[Goal of the exercise]:
Lines holding the string "type" are the ones to copy; find them all in the data.

#### Supplied entries

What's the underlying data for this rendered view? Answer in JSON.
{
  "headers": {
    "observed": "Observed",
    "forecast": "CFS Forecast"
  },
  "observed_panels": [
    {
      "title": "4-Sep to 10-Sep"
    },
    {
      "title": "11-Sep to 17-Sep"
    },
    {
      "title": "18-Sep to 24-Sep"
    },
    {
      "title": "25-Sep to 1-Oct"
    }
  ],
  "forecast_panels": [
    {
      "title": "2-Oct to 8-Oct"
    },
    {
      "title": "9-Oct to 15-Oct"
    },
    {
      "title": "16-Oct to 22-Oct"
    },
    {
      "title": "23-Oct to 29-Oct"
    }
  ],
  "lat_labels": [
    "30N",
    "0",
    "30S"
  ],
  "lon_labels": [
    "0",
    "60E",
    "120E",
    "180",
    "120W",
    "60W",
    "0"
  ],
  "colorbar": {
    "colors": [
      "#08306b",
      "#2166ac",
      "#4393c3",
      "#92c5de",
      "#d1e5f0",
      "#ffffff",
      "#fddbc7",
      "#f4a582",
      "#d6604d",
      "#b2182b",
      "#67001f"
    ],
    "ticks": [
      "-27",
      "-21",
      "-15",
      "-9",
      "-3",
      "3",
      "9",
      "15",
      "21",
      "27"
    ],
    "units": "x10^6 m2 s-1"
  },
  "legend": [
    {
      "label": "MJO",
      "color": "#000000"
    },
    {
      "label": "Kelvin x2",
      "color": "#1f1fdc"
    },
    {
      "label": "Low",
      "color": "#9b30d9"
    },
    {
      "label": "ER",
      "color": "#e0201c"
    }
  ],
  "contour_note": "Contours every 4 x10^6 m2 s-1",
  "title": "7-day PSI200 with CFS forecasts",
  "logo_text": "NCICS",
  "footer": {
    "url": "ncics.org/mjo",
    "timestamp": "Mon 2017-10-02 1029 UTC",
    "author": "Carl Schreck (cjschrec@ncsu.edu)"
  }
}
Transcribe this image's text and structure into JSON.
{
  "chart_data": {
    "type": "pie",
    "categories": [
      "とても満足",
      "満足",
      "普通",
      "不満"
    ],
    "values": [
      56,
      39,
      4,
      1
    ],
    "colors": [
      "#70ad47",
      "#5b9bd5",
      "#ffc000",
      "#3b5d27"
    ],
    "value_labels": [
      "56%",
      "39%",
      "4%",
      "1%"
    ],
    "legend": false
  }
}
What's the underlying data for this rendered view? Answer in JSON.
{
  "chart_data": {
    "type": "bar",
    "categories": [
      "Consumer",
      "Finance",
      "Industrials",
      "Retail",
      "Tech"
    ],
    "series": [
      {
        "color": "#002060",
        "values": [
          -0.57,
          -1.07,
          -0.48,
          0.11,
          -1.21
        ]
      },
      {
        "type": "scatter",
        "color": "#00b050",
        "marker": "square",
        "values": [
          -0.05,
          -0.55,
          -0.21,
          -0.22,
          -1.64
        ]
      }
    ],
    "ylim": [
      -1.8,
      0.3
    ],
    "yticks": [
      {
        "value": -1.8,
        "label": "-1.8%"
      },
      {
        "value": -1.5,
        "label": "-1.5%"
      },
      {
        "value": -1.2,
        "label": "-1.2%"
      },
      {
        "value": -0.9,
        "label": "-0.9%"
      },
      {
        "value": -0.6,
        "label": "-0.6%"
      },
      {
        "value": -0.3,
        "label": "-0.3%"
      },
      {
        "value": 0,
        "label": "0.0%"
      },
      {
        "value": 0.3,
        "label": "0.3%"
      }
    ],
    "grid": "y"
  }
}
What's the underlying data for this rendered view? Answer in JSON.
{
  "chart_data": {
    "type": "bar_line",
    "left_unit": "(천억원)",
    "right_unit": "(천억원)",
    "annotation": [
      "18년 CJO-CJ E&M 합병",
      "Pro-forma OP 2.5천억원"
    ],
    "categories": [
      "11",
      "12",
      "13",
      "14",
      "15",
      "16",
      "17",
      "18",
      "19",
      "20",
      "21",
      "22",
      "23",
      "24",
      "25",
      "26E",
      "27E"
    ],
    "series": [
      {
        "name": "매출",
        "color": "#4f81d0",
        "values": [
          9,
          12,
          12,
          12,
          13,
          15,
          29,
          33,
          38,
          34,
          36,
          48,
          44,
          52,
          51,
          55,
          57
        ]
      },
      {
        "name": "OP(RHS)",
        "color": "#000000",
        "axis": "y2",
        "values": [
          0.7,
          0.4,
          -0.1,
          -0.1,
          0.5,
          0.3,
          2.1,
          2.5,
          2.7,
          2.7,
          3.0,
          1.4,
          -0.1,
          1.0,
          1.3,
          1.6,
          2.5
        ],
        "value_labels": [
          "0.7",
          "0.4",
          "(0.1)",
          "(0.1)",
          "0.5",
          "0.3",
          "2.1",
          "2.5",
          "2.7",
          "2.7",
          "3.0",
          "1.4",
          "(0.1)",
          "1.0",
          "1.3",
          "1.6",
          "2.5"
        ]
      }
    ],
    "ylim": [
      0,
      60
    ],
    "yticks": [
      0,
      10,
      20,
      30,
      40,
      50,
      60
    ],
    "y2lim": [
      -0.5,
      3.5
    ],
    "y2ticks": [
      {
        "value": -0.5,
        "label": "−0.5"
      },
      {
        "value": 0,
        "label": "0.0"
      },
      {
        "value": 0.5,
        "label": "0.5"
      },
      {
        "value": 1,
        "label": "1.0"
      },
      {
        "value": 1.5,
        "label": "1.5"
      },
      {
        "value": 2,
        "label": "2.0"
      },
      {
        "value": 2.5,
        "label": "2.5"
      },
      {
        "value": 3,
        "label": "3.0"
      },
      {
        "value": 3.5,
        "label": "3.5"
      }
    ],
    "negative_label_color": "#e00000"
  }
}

########

[Written response]:
    "type": "pie",
    "type": "bar",
        "type": "scatter",
    "type": "bar_line",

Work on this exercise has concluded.